- Entries shown:
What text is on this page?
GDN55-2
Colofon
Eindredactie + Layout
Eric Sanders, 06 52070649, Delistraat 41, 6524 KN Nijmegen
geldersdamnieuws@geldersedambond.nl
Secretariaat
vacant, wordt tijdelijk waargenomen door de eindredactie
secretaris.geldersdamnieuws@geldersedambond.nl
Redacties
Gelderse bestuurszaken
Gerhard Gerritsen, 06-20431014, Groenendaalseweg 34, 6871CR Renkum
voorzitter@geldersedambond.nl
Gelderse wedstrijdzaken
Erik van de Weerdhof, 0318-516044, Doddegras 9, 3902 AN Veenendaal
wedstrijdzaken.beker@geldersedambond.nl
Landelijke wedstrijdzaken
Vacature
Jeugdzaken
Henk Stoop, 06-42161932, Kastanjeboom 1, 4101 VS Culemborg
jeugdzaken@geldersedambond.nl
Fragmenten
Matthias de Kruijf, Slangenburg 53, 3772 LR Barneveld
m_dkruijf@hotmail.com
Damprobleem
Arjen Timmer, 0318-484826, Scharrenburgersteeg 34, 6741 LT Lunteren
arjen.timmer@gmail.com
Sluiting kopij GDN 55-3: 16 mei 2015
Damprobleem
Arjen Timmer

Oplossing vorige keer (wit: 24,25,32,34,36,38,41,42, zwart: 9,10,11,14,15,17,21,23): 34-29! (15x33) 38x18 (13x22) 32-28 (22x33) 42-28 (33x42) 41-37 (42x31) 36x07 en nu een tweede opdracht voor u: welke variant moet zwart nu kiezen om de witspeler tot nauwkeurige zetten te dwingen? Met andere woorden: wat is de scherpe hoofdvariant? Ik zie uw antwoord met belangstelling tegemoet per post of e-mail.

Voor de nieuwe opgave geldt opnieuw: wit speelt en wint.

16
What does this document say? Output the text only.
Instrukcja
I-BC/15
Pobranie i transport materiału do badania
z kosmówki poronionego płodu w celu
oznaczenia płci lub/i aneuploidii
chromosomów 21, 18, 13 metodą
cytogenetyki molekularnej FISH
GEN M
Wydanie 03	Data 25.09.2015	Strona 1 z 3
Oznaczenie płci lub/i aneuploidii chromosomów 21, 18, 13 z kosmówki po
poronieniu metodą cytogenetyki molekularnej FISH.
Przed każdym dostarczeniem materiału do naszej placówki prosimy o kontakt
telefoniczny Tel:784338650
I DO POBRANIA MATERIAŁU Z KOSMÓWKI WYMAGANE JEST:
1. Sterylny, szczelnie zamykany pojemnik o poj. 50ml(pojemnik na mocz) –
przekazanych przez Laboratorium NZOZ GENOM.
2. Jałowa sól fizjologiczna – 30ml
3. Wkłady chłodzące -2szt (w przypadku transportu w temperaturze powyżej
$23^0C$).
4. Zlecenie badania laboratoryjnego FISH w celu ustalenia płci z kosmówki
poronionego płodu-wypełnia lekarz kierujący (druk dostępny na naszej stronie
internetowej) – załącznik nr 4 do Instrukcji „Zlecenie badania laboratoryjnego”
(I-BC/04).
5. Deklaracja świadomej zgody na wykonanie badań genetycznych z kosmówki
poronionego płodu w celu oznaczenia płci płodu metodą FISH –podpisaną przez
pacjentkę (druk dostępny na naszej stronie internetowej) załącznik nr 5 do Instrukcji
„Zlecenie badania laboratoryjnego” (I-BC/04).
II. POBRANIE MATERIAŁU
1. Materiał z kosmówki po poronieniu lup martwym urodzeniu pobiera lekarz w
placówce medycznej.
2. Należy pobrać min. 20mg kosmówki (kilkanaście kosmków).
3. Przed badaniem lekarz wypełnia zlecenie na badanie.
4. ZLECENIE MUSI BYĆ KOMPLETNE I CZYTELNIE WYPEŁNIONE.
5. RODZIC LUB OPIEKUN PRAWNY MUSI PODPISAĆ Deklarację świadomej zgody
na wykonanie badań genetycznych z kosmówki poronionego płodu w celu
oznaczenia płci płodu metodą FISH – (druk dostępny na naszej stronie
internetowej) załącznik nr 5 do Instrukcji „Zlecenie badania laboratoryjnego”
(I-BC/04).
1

- Exercise:
Determine how many lines in the entries above contain the word "stronie", and respond with the number alone.

- Result:
3